# GIVEN ENTRIES

- - - - - - -

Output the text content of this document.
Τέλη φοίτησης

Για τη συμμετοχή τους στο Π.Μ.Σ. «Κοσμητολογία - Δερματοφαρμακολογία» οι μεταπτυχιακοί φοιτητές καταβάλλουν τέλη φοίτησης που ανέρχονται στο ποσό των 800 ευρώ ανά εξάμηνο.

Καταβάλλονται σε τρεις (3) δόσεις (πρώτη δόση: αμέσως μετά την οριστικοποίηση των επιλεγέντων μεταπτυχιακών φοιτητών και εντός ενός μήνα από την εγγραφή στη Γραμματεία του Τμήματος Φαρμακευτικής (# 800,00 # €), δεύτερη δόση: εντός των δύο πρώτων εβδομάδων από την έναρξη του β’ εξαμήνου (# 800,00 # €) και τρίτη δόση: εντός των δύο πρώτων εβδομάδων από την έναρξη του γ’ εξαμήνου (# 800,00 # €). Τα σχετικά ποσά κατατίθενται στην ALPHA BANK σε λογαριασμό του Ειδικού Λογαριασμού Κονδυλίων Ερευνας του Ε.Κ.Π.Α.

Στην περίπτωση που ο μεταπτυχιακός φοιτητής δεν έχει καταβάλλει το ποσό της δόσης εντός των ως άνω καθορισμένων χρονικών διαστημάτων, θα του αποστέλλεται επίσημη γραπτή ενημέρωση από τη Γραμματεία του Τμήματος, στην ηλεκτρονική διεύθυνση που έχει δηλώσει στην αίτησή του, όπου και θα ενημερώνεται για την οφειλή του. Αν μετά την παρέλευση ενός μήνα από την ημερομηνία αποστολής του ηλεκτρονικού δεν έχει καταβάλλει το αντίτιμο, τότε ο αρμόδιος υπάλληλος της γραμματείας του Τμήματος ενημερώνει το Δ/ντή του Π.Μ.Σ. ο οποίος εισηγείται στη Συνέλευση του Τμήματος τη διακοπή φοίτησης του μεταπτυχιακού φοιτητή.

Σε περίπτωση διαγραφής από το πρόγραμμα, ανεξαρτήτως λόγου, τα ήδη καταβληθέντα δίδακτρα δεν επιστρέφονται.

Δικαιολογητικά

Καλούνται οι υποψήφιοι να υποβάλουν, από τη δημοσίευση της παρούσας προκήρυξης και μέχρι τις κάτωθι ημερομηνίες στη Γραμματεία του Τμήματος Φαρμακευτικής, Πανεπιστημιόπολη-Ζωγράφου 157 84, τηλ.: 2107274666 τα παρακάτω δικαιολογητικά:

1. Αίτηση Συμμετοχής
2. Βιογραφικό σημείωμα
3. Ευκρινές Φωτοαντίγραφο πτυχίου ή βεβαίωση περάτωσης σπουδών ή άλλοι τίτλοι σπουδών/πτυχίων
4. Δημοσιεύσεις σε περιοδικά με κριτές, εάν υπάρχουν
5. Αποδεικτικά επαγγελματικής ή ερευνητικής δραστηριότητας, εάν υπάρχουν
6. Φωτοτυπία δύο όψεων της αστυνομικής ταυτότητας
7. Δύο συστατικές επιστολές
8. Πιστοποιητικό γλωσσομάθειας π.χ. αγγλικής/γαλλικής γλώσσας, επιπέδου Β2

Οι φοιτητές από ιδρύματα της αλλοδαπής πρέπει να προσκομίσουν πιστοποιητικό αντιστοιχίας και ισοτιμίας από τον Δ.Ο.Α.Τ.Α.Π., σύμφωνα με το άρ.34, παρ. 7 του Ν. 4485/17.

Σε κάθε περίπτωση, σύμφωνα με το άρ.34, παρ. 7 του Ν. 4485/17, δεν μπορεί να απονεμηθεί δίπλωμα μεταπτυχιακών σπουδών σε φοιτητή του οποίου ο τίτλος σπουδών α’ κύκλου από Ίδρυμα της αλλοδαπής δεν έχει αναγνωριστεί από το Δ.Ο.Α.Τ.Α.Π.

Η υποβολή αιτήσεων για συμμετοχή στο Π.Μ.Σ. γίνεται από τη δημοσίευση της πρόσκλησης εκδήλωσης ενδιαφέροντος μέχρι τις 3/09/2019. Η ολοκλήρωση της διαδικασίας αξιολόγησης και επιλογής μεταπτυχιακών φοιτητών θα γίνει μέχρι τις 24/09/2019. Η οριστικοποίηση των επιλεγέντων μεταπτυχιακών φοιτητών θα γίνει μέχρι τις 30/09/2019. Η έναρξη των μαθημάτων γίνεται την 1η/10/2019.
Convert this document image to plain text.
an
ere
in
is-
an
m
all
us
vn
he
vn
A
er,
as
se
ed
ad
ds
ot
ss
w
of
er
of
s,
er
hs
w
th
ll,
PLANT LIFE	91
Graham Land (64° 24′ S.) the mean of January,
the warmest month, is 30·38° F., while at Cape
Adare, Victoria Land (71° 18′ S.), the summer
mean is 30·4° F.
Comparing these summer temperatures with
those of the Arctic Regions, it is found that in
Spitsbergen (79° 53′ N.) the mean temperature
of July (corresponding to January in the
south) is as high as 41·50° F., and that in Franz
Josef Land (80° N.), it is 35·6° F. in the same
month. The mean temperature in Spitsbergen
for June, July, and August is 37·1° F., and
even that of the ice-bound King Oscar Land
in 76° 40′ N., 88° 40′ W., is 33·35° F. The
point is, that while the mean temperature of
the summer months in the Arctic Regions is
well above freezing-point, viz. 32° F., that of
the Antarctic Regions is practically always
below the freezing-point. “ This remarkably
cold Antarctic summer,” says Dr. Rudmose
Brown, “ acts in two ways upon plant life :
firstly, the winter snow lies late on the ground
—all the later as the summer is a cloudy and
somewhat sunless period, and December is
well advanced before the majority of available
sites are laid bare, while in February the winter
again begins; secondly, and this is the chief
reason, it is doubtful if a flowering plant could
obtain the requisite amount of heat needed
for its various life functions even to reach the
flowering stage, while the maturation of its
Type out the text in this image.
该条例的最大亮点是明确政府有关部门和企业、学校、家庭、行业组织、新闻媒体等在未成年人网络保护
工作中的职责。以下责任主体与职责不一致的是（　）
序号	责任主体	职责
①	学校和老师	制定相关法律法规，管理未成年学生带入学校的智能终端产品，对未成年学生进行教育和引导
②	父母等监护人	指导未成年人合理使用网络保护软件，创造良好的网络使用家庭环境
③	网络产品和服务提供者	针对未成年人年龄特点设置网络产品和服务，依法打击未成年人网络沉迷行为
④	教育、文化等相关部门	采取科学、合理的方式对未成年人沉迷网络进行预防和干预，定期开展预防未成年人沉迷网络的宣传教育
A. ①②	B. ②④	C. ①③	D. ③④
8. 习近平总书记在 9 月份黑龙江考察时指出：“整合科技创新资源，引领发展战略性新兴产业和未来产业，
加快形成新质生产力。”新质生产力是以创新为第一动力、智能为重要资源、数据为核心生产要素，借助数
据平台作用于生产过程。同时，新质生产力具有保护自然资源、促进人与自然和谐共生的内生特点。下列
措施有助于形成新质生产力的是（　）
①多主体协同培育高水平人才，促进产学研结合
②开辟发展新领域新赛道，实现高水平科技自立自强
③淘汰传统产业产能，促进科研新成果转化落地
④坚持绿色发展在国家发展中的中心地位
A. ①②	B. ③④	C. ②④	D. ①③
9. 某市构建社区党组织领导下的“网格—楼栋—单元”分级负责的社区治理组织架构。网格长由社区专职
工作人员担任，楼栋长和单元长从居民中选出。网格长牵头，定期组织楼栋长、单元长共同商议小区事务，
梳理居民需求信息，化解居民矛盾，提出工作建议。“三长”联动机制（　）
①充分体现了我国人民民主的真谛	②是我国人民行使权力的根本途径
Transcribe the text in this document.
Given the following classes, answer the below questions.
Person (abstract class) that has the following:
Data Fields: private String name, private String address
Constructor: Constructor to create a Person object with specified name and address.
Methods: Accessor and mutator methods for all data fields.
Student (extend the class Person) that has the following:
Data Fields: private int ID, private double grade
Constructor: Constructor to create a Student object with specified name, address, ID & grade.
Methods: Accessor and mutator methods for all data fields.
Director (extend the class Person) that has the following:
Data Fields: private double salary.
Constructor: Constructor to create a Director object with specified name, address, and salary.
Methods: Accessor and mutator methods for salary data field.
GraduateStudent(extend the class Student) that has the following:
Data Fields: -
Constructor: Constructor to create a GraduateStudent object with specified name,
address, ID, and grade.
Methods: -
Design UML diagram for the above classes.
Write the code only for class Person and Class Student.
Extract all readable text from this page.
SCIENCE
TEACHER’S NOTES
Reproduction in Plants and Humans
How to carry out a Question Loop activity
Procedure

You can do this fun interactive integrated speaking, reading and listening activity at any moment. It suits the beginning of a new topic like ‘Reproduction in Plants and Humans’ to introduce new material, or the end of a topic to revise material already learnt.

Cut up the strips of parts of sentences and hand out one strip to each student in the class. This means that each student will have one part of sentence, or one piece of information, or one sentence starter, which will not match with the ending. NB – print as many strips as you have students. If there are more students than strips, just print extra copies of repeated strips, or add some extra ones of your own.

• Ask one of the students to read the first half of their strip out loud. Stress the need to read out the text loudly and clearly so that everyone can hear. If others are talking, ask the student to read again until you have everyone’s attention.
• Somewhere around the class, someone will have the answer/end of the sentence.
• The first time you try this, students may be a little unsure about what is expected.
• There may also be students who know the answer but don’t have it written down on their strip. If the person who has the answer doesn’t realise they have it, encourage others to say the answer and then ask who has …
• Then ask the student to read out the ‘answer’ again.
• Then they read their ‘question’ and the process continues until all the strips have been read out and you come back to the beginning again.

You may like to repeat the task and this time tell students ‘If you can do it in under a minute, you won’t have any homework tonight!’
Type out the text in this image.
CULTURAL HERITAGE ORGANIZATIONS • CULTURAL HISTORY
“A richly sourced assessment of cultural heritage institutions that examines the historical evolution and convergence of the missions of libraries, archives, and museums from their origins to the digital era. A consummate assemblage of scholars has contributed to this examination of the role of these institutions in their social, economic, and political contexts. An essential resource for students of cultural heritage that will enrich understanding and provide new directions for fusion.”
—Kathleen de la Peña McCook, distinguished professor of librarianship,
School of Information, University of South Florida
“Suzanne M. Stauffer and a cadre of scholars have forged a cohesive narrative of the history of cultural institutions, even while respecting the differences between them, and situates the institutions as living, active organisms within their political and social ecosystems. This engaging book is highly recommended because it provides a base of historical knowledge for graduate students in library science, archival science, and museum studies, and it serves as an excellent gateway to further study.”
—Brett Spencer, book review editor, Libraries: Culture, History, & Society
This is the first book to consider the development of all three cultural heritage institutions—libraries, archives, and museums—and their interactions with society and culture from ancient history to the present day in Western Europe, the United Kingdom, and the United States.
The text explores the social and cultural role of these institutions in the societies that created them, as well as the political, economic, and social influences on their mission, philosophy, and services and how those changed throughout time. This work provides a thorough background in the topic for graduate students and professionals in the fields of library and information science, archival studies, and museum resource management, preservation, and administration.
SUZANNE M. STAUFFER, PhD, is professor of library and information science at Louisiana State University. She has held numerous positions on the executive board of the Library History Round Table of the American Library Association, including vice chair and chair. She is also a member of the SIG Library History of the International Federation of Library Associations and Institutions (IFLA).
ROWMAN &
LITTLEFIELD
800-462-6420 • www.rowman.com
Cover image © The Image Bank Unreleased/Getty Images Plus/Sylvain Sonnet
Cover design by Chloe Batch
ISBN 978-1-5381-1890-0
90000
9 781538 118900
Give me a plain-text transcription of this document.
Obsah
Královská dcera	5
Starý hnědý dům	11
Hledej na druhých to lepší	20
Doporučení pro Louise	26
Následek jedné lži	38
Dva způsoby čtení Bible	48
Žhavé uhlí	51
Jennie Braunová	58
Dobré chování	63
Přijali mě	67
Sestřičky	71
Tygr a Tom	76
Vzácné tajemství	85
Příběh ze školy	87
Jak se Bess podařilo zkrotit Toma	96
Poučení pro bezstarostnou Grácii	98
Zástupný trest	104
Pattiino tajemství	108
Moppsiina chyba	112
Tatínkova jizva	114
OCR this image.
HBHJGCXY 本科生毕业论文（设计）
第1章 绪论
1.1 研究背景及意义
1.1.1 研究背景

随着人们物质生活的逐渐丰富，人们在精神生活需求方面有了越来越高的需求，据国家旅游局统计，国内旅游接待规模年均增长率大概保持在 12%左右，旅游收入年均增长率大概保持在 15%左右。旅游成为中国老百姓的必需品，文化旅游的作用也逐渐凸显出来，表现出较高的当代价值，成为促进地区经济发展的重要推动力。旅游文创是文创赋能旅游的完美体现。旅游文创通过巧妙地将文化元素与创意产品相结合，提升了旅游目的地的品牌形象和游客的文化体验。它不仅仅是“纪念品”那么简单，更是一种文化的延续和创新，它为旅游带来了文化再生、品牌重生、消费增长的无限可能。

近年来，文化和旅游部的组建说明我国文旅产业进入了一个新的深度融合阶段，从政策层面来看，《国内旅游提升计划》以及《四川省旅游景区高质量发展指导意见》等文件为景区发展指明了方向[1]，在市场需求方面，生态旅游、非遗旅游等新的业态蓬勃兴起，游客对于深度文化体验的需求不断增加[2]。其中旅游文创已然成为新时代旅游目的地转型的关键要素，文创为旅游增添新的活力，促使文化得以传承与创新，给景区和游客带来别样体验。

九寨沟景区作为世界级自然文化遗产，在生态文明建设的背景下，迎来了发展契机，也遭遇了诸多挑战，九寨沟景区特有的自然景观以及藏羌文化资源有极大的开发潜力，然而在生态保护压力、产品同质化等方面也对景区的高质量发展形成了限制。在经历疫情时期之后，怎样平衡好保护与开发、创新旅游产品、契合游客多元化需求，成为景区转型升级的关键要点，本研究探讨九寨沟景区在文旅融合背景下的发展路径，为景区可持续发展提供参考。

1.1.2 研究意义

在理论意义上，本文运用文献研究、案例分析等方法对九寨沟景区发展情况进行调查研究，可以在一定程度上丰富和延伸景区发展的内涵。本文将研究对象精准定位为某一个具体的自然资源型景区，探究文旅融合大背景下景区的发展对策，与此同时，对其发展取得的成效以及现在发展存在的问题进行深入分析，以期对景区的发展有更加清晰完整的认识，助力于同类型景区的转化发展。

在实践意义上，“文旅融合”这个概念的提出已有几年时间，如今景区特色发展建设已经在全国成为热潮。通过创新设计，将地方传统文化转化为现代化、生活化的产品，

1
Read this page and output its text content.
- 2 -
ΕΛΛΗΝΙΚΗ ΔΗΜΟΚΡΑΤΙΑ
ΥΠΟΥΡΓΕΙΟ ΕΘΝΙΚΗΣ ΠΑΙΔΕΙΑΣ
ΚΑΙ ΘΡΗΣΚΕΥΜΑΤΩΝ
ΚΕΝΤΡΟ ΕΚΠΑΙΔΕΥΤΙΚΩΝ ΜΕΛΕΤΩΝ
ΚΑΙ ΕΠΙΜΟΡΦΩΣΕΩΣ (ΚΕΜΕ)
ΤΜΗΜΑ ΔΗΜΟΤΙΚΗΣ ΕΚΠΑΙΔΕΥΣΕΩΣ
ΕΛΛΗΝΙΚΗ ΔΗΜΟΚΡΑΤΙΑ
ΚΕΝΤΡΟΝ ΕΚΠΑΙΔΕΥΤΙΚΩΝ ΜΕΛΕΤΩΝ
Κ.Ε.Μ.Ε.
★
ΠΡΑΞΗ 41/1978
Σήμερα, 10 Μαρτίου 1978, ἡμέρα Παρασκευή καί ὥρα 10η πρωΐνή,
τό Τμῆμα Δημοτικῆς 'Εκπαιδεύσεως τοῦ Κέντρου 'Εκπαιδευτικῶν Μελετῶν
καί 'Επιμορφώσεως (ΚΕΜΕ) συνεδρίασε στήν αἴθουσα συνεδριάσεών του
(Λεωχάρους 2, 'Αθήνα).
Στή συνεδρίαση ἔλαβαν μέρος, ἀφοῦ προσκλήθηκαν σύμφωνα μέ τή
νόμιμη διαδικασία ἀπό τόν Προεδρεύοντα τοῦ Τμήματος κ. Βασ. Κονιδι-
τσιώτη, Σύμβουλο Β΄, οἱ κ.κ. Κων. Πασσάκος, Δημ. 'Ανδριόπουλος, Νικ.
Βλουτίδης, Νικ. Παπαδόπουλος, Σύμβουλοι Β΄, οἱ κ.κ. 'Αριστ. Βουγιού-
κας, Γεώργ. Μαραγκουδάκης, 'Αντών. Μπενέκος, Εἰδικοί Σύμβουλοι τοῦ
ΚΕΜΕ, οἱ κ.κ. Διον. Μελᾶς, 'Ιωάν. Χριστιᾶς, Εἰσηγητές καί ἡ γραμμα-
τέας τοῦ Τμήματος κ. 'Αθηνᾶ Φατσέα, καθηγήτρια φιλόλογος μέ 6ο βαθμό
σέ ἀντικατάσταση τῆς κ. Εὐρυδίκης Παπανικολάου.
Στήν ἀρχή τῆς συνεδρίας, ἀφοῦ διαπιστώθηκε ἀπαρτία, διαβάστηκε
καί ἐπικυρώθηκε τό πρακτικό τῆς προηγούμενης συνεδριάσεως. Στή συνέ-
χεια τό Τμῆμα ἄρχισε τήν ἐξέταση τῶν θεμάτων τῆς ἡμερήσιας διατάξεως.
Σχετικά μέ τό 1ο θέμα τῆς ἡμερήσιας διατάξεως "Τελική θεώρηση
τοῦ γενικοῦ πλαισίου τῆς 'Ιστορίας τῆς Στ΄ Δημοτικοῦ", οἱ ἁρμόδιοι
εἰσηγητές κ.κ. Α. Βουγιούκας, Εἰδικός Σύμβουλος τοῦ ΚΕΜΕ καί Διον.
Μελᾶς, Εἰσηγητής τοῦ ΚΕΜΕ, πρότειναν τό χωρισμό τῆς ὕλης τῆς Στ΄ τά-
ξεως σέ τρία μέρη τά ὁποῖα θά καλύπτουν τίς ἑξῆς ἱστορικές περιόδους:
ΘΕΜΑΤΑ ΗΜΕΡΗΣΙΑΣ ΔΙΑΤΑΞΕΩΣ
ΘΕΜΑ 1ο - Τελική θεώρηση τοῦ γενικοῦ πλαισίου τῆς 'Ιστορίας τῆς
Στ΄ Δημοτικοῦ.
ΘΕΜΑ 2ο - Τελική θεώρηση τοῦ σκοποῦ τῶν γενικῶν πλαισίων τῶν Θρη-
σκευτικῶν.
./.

- - - - - - -

# SHORT TASK
Check each line above for the string "object" and show the ones that have it.

# EXERCISE RESULT
Constructor: Constructor to create a Person object with specified name and address.
Constructor: Constructor to create a Student object with specified name, address, ID & grade.
Constructor: Constructor to create a Director object with specified name, address, and salary.
Constructor: Constructor to create a GraduateStudent object with specified name,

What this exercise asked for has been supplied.